What needs to be done ->
Look below. Copy each line that has "Celsius" in it.

Excerpt from a dataset ->
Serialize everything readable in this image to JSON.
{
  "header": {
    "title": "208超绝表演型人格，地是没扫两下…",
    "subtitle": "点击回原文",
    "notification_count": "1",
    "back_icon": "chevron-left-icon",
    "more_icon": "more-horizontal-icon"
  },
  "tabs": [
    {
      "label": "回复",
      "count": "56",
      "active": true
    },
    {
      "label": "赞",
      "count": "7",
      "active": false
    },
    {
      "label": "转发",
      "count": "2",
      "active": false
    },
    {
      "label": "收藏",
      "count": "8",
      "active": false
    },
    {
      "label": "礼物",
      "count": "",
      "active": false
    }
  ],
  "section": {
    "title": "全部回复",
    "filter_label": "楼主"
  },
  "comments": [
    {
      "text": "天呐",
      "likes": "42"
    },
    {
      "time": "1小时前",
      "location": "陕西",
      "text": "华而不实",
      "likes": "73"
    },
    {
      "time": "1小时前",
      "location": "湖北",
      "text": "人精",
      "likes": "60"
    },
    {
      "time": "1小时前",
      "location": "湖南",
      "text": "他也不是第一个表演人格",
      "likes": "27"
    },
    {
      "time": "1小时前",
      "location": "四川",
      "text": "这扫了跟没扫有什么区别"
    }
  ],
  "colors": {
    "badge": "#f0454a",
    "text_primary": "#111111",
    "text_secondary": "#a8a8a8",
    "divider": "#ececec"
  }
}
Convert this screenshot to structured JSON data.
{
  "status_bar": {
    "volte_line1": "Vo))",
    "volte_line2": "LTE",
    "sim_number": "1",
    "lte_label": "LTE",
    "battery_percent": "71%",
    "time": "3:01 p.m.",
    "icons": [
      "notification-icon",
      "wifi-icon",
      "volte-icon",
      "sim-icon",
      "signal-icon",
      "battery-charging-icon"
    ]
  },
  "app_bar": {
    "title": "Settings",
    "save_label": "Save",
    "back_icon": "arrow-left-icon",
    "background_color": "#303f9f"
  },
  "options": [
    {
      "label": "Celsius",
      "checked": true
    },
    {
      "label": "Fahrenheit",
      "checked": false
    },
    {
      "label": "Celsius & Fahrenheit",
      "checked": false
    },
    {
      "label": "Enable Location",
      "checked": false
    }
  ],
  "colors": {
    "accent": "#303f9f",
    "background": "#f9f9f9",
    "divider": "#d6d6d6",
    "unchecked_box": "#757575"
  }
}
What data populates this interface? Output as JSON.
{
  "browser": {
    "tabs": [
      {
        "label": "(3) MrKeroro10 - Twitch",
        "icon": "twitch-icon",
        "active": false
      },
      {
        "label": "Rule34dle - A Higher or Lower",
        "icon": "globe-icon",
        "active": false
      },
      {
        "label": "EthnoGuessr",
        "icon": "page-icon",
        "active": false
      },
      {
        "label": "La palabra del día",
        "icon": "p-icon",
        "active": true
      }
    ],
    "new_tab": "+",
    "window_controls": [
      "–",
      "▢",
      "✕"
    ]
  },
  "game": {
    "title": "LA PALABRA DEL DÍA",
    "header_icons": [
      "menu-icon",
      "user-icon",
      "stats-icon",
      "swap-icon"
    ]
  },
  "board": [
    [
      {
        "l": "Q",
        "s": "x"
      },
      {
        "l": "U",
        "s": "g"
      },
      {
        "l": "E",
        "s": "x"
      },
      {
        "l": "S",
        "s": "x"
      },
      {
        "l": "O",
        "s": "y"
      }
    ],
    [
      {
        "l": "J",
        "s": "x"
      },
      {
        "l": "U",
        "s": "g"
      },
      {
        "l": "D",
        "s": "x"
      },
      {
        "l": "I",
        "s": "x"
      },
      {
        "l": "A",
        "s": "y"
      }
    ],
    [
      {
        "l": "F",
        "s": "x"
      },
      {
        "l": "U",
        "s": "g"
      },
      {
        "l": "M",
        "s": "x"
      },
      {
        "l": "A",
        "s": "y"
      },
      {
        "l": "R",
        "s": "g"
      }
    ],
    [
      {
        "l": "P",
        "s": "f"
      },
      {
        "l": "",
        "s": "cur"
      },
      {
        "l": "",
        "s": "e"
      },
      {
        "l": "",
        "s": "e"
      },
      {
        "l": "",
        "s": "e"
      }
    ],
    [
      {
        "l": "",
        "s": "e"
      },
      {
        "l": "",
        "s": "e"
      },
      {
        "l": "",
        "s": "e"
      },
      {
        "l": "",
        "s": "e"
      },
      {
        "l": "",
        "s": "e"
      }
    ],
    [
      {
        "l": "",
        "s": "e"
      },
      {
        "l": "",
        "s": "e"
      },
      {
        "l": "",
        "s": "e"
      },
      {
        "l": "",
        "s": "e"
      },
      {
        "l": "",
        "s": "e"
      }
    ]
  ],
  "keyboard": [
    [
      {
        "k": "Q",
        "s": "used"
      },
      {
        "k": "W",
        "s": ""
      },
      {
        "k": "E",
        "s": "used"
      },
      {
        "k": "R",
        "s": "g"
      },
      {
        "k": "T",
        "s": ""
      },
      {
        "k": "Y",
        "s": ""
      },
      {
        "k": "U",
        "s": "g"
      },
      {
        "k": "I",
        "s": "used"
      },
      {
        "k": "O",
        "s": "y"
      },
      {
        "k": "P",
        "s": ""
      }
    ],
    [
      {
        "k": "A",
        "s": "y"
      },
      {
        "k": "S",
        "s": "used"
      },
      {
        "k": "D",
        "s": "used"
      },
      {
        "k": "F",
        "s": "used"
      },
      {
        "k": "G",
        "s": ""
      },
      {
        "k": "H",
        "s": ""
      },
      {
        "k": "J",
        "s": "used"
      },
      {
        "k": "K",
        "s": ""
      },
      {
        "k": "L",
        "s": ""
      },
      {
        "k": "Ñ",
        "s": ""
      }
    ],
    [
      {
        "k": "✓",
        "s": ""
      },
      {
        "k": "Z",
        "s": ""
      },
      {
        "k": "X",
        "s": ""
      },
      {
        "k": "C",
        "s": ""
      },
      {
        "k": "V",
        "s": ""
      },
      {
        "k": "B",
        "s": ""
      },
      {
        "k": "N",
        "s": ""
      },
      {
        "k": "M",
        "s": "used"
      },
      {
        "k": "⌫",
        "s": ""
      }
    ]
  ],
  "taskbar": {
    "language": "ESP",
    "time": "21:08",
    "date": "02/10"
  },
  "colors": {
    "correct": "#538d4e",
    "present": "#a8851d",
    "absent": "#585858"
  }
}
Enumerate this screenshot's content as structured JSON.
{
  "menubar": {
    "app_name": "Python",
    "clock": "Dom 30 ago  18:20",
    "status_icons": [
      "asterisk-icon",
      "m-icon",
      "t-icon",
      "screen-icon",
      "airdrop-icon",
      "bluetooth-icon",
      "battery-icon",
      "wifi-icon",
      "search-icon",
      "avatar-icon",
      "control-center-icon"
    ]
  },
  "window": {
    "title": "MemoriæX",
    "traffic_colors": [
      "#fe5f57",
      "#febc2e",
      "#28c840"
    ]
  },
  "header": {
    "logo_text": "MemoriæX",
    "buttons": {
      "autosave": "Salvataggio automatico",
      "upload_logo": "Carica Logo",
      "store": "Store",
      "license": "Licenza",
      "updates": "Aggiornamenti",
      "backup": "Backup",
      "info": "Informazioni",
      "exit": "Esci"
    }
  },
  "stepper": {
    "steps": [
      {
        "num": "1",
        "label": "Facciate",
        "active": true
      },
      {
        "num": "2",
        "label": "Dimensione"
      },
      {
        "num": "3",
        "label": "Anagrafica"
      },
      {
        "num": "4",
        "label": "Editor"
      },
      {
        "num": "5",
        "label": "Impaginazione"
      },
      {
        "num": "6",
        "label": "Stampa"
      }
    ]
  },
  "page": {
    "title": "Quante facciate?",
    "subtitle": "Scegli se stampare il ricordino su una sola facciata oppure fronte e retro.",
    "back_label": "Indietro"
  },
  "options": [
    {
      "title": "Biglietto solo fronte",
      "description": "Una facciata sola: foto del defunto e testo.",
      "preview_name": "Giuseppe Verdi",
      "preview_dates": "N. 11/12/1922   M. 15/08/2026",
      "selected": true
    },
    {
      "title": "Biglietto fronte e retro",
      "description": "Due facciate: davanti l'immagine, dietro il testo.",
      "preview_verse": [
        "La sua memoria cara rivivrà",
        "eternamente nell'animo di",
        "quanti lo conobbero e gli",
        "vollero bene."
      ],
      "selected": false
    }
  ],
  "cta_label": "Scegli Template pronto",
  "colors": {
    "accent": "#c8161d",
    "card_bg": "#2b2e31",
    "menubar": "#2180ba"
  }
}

The reply ->
      "label": "Celsius",
      "label": "Celsius & Fahrenheit",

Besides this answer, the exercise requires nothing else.